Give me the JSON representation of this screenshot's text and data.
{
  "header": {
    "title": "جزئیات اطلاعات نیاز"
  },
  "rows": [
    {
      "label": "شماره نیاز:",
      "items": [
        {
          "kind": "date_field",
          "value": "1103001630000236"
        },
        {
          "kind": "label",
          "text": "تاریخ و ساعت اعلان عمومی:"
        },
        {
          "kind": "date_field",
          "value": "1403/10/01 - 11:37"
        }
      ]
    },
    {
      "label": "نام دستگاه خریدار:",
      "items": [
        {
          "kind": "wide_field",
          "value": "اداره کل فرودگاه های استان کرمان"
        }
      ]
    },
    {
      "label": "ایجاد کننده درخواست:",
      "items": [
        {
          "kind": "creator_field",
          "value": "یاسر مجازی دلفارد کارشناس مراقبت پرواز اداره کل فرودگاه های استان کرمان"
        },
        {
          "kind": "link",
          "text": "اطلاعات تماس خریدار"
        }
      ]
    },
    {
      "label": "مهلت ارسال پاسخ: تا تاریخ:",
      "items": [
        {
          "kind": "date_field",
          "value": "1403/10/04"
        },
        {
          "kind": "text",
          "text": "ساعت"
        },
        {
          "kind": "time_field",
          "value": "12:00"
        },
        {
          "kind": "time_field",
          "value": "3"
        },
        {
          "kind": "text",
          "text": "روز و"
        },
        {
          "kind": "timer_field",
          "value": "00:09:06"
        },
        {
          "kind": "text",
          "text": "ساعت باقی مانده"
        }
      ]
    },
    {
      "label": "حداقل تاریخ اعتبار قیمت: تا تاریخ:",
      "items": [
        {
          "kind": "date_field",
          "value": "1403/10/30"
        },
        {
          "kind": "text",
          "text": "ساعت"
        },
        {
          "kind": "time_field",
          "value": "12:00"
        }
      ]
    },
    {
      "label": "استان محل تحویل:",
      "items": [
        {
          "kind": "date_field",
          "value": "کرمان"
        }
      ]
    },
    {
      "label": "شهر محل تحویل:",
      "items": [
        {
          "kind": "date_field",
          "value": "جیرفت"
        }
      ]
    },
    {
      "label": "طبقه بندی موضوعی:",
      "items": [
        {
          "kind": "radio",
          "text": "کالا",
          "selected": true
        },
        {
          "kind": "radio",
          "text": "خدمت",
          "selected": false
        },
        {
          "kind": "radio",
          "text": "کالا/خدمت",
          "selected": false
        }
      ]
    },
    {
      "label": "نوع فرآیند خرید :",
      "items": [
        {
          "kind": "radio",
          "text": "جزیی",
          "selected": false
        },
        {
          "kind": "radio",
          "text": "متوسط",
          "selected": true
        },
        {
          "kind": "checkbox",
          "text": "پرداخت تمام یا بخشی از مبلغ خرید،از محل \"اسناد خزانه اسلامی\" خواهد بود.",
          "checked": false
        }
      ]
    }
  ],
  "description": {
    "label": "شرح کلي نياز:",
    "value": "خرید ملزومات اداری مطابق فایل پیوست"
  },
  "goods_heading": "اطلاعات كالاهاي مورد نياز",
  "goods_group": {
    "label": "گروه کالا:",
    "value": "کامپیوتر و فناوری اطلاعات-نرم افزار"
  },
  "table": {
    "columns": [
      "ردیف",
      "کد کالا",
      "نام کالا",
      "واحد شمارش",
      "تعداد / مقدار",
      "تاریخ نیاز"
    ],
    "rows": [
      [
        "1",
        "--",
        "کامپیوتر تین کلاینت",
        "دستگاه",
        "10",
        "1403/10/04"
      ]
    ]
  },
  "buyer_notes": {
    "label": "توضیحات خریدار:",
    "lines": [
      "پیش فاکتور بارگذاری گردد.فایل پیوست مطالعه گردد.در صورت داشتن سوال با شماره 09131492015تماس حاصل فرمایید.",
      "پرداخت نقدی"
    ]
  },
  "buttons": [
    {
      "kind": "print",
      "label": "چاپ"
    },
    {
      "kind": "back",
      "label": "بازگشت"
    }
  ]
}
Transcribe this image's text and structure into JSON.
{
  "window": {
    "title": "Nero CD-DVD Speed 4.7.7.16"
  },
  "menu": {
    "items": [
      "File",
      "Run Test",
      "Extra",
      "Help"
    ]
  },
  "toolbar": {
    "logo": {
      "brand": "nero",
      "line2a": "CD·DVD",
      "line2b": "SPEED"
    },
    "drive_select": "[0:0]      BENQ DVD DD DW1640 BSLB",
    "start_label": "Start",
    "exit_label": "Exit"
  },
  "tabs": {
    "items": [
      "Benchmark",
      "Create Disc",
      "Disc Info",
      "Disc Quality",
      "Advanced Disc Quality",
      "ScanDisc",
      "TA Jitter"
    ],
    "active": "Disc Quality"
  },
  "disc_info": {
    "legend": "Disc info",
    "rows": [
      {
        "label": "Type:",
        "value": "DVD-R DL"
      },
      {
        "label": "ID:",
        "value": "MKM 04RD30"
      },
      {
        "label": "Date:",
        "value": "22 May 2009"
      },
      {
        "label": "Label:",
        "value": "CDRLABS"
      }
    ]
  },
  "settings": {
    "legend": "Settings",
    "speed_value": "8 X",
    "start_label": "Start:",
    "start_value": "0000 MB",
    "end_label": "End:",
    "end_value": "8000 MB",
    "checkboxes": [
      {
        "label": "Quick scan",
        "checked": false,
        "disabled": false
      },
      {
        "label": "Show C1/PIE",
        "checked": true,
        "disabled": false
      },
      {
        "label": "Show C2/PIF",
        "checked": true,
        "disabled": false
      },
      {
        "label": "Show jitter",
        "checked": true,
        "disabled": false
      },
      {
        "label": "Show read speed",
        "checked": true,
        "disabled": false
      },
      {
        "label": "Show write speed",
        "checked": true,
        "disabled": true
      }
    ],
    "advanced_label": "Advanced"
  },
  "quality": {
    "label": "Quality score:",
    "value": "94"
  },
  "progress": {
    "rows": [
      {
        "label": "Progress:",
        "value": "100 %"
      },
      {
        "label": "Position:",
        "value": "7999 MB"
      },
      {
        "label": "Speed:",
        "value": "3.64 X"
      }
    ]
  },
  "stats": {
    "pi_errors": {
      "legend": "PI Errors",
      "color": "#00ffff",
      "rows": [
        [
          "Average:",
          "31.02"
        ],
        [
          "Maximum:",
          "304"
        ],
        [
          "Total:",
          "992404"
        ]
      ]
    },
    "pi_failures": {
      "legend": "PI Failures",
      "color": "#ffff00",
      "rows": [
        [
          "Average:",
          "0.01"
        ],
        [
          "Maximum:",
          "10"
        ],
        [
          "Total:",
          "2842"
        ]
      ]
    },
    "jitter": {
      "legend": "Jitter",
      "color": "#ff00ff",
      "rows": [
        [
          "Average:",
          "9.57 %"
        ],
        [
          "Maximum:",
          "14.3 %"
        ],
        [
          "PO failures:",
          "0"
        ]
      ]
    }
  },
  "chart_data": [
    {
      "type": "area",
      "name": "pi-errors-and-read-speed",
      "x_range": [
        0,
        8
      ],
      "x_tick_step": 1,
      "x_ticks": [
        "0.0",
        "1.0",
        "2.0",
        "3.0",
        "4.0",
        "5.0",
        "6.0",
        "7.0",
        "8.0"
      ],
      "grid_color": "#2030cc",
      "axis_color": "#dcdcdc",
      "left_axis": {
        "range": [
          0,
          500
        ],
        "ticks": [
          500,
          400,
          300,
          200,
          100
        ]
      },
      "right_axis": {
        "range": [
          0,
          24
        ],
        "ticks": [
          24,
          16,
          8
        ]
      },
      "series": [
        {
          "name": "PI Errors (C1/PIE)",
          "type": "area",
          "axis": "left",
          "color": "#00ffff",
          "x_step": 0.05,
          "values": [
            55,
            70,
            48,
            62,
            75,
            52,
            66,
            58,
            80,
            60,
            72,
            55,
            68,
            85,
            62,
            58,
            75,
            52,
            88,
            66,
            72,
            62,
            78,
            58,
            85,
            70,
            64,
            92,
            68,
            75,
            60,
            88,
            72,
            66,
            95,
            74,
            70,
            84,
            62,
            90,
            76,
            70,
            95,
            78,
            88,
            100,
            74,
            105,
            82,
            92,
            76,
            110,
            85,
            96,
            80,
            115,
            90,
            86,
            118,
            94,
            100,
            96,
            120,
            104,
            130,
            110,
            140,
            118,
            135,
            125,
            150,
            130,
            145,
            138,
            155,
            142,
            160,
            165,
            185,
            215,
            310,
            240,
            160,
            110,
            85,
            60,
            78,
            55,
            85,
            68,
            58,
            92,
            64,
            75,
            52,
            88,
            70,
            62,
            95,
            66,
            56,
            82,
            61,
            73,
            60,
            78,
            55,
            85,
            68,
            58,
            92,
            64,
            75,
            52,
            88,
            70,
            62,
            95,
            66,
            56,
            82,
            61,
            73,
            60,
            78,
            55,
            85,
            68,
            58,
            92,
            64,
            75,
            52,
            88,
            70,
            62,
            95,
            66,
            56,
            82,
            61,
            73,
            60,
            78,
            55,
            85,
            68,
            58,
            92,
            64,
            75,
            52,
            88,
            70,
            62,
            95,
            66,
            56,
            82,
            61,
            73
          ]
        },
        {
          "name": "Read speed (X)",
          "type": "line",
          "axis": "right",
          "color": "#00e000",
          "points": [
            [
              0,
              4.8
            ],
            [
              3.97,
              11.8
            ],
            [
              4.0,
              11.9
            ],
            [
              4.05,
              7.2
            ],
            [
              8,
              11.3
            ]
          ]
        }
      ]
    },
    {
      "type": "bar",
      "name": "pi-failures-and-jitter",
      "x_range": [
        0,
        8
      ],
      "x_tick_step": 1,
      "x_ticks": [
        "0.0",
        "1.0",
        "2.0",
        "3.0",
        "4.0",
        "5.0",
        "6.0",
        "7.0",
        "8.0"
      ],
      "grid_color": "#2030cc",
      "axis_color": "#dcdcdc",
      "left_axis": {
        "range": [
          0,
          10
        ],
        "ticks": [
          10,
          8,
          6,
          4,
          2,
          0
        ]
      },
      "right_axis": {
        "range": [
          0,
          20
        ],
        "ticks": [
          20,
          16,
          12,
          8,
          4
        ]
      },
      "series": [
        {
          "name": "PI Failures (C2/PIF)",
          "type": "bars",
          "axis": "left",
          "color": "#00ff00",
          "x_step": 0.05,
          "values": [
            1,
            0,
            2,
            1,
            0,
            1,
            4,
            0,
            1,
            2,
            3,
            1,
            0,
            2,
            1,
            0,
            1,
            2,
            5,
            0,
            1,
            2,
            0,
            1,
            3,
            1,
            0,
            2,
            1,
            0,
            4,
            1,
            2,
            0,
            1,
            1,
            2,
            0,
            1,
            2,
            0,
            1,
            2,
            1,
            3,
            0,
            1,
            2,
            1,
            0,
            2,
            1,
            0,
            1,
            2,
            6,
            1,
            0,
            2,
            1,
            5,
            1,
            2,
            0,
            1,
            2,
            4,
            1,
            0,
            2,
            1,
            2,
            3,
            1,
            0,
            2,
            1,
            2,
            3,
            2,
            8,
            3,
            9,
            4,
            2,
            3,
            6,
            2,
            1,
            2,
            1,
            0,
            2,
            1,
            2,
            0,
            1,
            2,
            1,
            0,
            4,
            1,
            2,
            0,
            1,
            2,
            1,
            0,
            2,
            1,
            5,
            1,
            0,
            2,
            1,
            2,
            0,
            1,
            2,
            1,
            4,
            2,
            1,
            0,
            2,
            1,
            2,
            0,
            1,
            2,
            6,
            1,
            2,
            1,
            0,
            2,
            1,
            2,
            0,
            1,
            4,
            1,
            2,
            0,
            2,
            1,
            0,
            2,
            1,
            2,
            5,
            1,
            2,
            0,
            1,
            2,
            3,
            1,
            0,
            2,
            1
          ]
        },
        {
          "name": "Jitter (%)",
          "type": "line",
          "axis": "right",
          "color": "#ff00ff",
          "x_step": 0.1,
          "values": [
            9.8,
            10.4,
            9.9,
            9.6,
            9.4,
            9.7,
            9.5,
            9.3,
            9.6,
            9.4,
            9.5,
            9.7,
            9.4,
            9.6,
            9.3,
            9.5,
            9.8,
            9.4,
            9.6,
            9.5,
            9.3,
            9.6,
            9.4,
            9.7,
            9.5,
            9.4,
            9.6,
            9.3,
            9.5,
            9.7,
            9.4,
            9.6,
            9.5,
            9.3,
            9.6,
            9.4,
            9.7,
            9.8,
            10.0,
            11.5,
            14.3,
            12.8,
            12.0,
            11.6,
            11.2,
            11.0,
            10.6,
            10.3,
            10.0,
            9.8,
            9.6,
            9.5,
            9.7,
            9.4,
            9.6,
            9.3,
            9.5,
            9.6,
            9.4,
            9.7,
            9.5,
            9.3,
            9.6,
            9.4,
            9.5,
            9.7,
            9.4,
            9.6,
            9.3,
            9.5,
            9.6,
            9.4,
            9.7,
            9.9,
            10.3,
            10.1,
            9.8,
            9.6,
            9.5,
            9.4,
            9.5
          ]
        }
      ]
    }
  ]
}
◇ ◇ ◇ ◇ ◇ ◇ ◇
**Problem to work on**
Extract all lines that hold the word "ساعت".

**The solution**
          "text": "تاریخ و ساعت اعلان عمومی:"
          "text": "ساعت"
          "text": "ساعت باقی مانده"
          "text": "ساعت"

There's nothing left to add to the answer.